Aim of the exercise.
Every line below should be repeated exactly.

(Records about charts and figures)

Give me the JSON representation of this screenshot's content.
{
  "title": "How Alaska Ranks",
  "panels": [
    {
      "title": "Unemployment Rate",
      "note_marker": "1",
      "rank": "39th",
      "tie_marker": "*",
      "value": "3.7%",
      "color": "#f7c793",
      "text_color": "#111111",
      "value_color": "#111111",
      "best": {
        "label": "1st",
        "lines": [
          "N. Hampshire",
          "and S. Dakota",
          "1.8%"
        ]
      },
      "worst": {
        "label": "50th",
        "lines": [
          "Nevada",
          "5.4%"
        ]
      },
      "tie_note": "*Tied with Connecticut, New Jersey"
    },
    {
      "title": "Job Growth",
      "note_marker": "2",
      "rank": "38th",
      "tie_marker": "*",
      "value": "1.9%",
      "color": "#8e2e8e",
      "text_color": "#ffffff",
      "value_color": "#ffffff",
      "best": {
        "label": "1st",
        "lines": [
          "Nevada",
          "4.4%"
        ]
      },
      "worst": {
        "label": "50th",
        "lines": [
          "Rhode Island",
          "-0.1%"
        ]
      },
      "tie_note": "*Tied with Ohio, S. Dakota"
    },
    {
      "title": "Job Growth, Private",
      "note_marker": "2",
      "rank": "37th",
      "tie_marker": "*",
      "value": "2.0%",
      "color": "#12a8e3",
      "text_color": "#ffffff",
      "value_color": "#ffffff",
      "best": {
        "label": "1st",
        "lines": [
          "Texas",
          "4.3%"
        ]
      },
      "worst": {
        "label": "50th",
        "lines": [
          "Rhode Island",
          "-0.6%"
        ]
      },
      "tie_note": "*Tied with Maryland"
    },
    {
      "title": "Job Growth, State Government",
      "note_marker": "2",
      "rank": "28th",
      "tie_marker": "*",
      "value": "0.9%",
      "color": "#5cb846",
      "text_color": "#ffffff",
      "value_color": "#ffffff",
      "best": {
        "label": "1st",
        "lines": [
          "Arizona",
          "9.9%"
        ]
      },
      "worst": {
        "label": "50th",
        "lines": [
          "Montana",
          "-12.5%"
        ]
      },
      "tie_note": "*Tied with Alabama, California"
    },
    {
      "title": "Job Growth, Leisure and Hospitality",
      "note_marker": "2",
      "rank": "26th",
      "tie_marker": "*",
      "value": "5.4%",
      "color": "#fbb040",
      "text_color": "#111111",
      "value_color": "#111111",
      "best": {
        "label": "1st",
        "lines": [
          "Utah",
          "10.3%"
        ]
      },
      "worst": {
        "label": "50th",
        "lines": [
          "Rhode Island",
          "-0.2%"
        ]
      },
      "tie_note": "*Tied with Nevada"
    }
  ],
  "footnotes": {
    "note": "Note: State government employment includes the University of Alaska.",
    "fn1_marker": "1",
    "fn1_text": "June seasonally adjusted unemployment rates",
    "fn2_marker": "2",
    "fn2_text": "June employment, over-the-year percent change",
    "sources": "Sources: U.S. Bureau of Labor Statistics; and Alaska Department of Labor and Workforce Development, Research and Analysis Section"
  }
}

Response to this exercise.
Give me the JSON representation of this screenshot's content.
{
  "title": "How Alaska Ranks",
  "panels": [
    {
      "title": "Unemployment Rate",
      "note_marker": "1",
      "rank": "39th",
      "tie_marker": "*",
      "value": "3.7%",
      "color": "#f7c793",
      "text_color": "#111111",
      "value_color": "#111111",
      "best": {
        "label": "1st",
        "lines": [
          "N. Hampshire",
          "and S. Dakota",
          "1.8%"
        ]
      },
      "worst": {
        "label": "50th",
        "lines": [
          "Nevada",
          "5.4%"
        ]
      },
      "tie_note": "*Tied with Connecticut, New Jersey"
    },
    {
      "title": "Job Growth",
      "note_marker": "2",
      "rank": "38th",
      "tie_marker": "*",
      "value": "1.9%",
      "color": "#8e2e8e",
      "text_color": "#ffffff",
      "value_color": "#ffffff",
      "best": {
        "label": "1st",
        "lines": [
          "Nevada",
          "4.4%"
        ]
      },
      "worst": {
        "label": "50th",
        "lines": [
          "Rhode Island",
          "-0.1%"
        ]
      },
      "tie_note": "*Tied with Ohio, S. Dakota"
    },
    {
      "title": "Job Growth, Private",
      "note_marker": "2",
      "rank": "37th",
      "tie_marker": "*",
      "value": "2.0%",
      "color": "#12a8e3",
      "text_color": "#ffffff",
      "value_color": "#ffffff",
      "best": {
        "label": "1st",
        "lines": [
          "Texas",
          "4.3%"
        ]
      },
      "worst": {
        "label": "50th",
        "lines": [
          "Rhode Island",
          "-0.6%"
        ]
      },
      "tie_note": "*Tied with Maryland"
    },
    {
      "title": "Job Growth, State Government",
      "note_marker": "2",
      "rank": "28th",
      "tie_marker": "*",
      "value": "0.9%",
      "color": "#5cb846",
      "text_color": "#ffffff",
      "value_color": "#ffffff",
      "best": {
        "label": "1st",
        "lines": [
          "Arizona",
          "9.9%"
        ]
      },
      "worst": {
        "label": "50th",
        "lines": [
          "Montana",
          "-12.5%"
        ]
      },
      "tie_note": "*Tied with Alabama, California"
    },
    {
      "title": "Job Growth, Leisure and Hospitality",
      "note_marker": "2",
      "rank": "26th",
      "tie_marker": "*",
      "value": "5.4%",
      "color": "#fbb040",
      "text_color": "#111111",
      "value_color": "#111111",
      "best": {
        "label": "1st",
        "lines": [
          "Utah",
          "10.3%"
        ]
      },
      "worst": {
        "label": "50th",
        "lines": [
          "Rhode Island",
          "-0.2%"
        ]
      },
      "tie_note": "*Tied with Nevada"
    }
  ],
  "footnotes": {
    "note": "Note: State government employment includes the University of Alaska.",
    "fn1_marker": "1",
    "fn1_text": "June seasonally adjusted unemployment rates",
    "fn2_marker": "2",
    "fn2_text": "June employment, over-the-year percent change",
    "sources": "Sources: U.S. Bureau of Labor Statistics; and Alaska Department of Labor and Workforce Development, Research and Analysis Section"
  }
}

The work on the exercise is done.